▶ _Directions for this task_
Extract each line where the string "title" shows up.

(Figure collection entries)
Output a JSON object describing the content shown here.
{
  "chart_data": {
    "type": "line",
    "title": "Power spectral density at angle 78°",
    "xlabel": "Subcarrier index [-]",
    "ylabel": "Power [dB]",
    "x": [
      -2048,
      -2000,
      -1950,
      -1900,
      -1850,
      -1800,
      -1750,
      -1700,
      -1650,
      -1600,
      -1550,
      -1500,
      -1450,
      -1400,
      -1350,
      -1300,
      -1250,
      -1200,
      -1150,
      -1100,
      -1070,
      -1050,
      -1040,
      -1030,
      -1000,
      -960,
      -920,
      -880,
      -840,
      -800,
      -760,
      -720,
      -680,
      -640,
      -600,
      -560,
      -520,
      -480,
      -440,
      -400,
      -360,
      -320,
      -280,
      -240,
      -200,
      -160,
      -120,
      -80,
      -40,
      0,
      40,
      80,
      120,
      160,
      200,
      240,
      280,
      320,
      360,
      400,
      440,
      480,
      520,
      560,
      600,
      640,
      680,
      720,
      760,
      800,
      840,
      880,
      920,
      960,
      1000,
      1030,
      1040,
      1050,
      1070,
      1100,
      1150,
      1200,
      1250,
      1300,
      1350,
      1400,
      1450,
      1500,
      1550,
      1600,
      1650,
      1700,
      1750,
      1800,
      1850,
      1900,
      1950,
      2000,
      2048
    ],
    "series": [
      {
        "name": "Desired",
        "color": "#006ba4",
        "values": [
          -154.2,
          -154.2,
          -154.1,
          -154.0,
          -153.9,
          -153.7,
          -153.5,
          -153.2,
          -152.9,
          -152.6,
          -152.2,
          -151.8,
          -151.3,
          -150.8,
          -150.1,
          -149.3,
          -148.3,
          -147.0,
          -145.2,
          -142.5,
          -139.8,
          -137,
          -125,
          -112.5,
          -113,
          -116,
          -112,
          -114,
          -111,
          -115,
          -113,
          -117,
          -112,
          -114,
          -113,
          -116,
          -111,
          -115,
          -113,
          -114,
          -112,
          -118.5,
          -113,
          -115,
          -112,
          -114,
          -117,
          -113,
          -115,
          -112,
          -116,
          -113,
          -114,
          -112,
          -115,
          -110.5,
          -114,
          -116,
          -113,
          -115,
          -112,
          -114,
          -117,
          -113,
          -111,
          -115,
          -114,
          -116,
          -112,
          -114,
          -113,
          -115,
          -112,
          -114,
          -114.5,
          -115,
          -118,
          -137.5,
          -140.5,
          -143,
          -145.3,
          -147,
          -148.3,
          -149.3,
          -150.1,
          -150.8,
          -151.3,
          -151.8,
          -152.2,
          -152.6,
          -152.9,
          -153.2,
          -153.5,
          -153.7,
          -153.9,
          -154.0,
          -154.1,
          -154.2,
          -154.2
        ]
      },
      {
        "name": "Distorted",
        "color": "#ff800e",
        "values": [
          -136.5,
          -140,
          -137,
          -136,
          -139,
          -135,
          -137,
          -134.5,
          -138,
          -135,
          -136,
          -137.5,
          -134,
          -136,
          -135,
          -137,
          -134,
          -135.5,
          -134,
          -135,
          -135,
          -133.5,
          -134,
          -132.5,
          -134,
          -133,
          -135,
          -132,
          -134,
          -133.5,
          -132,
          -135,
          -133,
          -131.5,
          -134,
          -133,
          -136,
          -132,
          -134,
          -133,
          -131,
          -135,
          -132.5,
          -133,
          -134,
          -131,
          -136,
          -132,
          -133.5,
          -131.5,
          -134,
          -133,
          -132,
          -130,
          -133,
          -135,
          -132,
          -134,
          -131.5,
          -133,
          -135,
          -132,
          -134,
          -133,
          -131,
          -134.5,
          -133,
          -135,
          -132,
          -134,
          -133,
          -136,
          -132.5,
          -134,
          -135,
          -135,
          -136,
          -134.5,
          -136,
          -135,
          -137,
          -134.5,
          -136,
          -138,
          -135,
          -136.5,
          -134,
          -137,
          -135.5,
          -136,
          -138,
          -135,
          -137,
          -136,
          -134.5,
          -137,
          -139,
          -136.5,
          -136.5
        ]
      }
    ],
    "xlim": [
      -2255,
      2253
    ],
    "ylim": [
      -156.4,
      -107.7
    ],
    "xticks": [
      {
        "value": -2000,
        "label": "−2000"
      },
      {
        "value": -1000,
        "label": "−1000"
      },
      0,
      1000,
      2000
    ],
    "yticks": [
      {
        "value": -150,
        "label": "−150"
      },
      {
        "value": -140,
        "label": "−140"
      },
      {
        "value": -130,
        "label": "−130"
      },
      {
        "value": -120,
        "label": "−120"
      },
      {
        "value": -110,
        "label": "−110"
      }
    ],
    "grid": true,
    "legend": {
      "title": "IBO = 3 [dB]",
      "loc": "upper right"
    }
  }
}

▶ _Written answer_
    "title": "Power spectral density at angle 78°",
      "title": "IBO = 3 [dB]",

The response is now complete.